[A run of records]
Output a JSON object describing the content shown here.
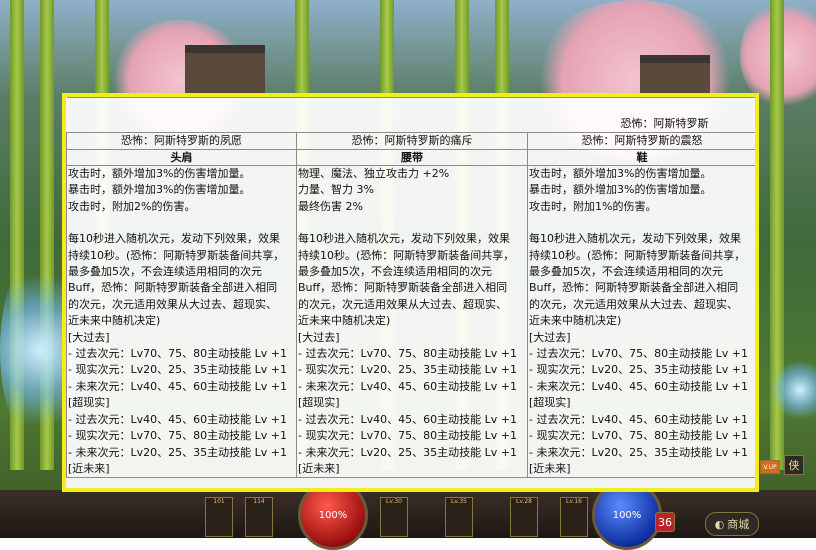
{
  "hud": {
    "hp_value": "100%",
    "mp_value": "100%",
    "shop_label": "商城",
    "xia_label": "侠",
    "up_label": "V.UP",
    "counter_value": "36",
    "slot_counts": [
      "101",
      "114"
    ],
    "skill_levels": [
      "Lv.30",
      "Lv.35",
      "Lv.28",
      "Lv.16"
    ]
  },
  "panel": {
    "title": "恐怖：阿斯特罗斯",
    "columns": [
      {
        "header": "恐怖：阿斯特罗斯的夙愿",
        "slot": "头肩",
        "stats": [
          "攻击时，额外增加3%的伤害增加量。",
          "暴击时，额外增加3%的伤害增加量。",
          "攻击时，附加2%的伤害。"
        ],
        "description": [
          "每10秒进入随机次元，发动下列效果，效果",
          "持续10秒。(恐怖：阿斯特罗斯装备间共享，",
          "最多叠加5次，不会连续适用相同的次元",
          "Buff，恐怖：阿斯特罗斯装备全部进入相同",
          "的次元，次元适用效果从大过去、超现实、",
          "近未来中随机决定)"
        ],
        "sections": [
          {
            "name": "[大过去]",
            "lines": [
              "- 过去次元：Lv70、75、80主动技能 Lv +1",
              "- 现实次元：Lv20、25、35主动技能 Lv +1",
              "- 未来次元：Lv40、45、60主动技能 Lv +1"
            ]
          },
          {
            "name": "[超现实]",
            "lines": [
              "- 过去次元：Lv40、45、60主动技能 Lv +1",
              "- 现实次元：Lv70、75、80主动技能 Lv +1",
              "- 未来次元：Lv20、25、35主动技能 Lv +1"
            ]
          },
          {
            "name": "[近未来]",
            "lines": []
          }
        ]
      },
      {
        "header": "恐怖：阿斯特罗斯的痛斥",
        "slot": "腰带",
        "stats": [
          "物理、魔法、独立攻击力 +2%",
          "力量、智力 3%",
          "最终伤害 2%"
        ],
        "description": [
          "每10秒进入随机次元，发动下列效果，效果",
          "持续10秒。(恐怖：阿斯特罗斯装备间共享，",
          "最多叠加5次，不会连续适用相同的次元",
          "Buff，恐怖：阿斯特罗斯装备全部进入相同",
          "的次元，次元适用效果从大过去、超现实、",
          "近未来中随机决定)"
        ],
        "sections": [
          {
            "name": "[大过去]",
            "lines": [
              "- 过去次元：Lv70、75、80主动技能 Lv +1",
              "- 现实次元：Lv20、25、35主动技能 Lv +1",
              "- 未来次元：Lv40、45、60主动技能 Lv +1"
            ]
          },
          {
            "name": "[超现实]",
            "lines": [
              "- 过去次元：Lv40、45、60主动技能 Lv +1",
              "- 现实次元：Lv70、75、80主动技能 Lv +1",
              "- 未来次元：Lv20、25、35主动技能 Lv +1"
            ]
          },
          {
            "name": "[近未来]",
            "lines": []
          }
        ]
      },
      {
        "header": "恐怖：阿斯特罗斯的震怒",
        "slot": "鞋",
        "stats": [
          "攻击时，额外增加3%的伤害增加量。",
          "暴击时，额外增加3%的伤害增加量。",
          "攻击时，附加1%的伤害。"
        ],
        "description": [
          "每10秒进入随机次元，发动下列效果，效果",
          "持续10秒。(恐怖：阿斯特罗斯装备间共享，",
          "最多叠加5次，不会连续适用相同的次元",
          "Buff，恐怖：阿斯特罗斯装备全部进入相同",
          "的次元，次元适用效果从大过去、超现实、",
          "近未来中随机决定)"
        ],
        "sections": [
          {
            "name": "[大过去]",
            "lines": [
              "- 过去次元：Lv70、75、80主动技能 Lv +1",
              "- 现实次元：Lv20、25、35主动技能 Lv +1",
              "- 未来次元：Lv40、45、60主动技能 Lv +1"
            ]
          },
          {
            "name": "[超现实]",
            "lines": [
              "- 过去次元：Lv40、45、60主动技能 Lv +1",
              "- 现实次元：Lv70、75、80主动技能 Lv +1",
              "- 未来次元：Lv20、25、35主动技能 Lv +1"
            ]
          },
          {
            "name": "[近未来]",
            "lines": []
          }
        ]
      }
    ]
  }
}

**GOAL OF THE EXERCISE:** Exclude all images and restate the records above word for word.

**ANSWER TO THE PROBLEM:**
Output a JSON object describing the content shown here.
{
  "hud": {
    "hp_value": "100%",
    "mp_value": "100%",
    "shop_label": "商城",
    "xia_label": "侠",
    "up_label": "V.UP",
    "counter_value": "36",
    "slot_counts": [
      "101",
      "114"
    ],
    "skill_levels": [
      "Lv.30",
      "Lv.35",
      "Lv.28",
      "Lv.16"
    ]
  },
  "panel": {
    "title": "恐怖：阿斯特罗斯",
    "columns": [
      {
        "header": "恐怖：阿斯特罗斯的夙愿",
        "slot": "头肩",
        "stats": [
          "攻击时，额外增加3%的伤害增加量。",
          "暴击时，额外增加3%的伤害增加量。",
          "攻击时，附加2%的伤害。"
        ],
        "description": [
          "每10秒进入随机次元，发动下列效果，效果",
          "持续10秒。(恐怖：阿斯特罗斯装备间共享，",
          "最多叠加5次，不会连续适用相同的次元",
          "Buff，恐怖：阿斯特罗斯装备全部进入相同",
          "的次元，次元适用效果从大过去、超现实、",
          "近未来中随机决定)"
        ],
        "sections": [
          {
            "name": "[大过去]",
            "lines": [
              "- 过去次元：Lv70、75、80主动技能 Lv +1",
              "- 现实次元：Lv20、25、35主动技能 Lv +1",
              "- 未来次元：Lv40、45、60主动技能 Lv +1"
            ]
          },
          {
            "name": "[超现实]",
            "lines": [
              "- 过去次元：Lv40、45、60主动技能 Lv +1",
              "- 现实次元：Lv70、75、80主动技能 Lv +1",
              "- 未来次元：Lv20、25、35主动技能 Lv +1"
            ]
          },
          {
            "name": "[近未来]",
            "lines": []
          }
        ]
      },
      {
        "header": "恐怖：阿斯特罗斯的痛斥",
        "slot": "腰带",
        "stats": [
          "物理、魔法、独立攻击力 +2%",
          "力量、智力 3%",
          "最终伤害 2%"
        ],
        "description": [
          "每10秒进入随机次元，发动下列效果，效果",
          "持续10秒。(恐怖：阿斯特罗斯装备间共享，",
          "最多叠加5次，不会连续适用相同的次元",
          "Buff，恐怖：阿斯特罗斯装备全部进入相同",
          "的次元，次元适用效果从大过去、超现实、",
          "近未来中随机决定)"
        ],
        "sections": [
          {
            "name": "[大过去]",
            "lines": [
              "- 过去次元：Lv70、75、80主动技能 Lv +1",
              "- 现实次元：Lv20、25、35主动技能 Lv +1",
              "- 未来次元：Lv40、45、60主动技能 Lv +1"
            ]
          },
          {
            "name": "[超现实]",
            "lines": [
              "- 过去次元：Lv40、45、60主动技能 Lv +1",
              "- 现实次元：Lv70、75、80主动技能 Lv +1",
              "- 未来次元：Lv20、25、35主动技能 Lv +1"
            ]
          },
          {
            "name": "[近未来]",
            "lines": []
          }
        ]
      },
      {
        "header": "恐怖：阿斯特罗斯的震怒",
        "slot": "鞋",
        "stats": [
          "攻击时，额外增加3%的伤害增加量。",
          "暴击时，额外增加3%的伤害增加量。",
          "攻击时，附加1%的伤害。"
        ],
        "description": [
          "每10秒进入随机次元，发动下列效果，效果",
          "持续10秒。(恐怖：阿斯特罗斯装备间共享，",
          "最多叠加5次，不会连续适用相同的次元",
          "Buff，恐怖：阿斯特罗斯装备全部进入相同",
          "的次元，次元适用效果从大过去、超现实、",
          "近未来中随机决定)"
        ],
        "sections": [
          {
            "name": "[大过去]",
            "lines": [
              "- 过去次元：Lv70、75、80主动技能 Lv +1",
              "- 现实次元：Lv20、25、35主动技能 Lv +1",
              "- 未来次元：Lv40、45、60主动技能 Lv +1"
            ]
          },
          {
            "name": "[超现实]",
            "lines": [
              "- 过去次元：Lv40、45、60主动技能 Lv +1",
              "- 现实次元：Lv70、75、80主动技能 Lv +1",
              "- 未来次元：Lv20、25、35主动技能 Lv +1"
            ]
          },
          {
            "name": "[近未来]",
            "lines": []
          }
        ]
      }
    ]
  }
}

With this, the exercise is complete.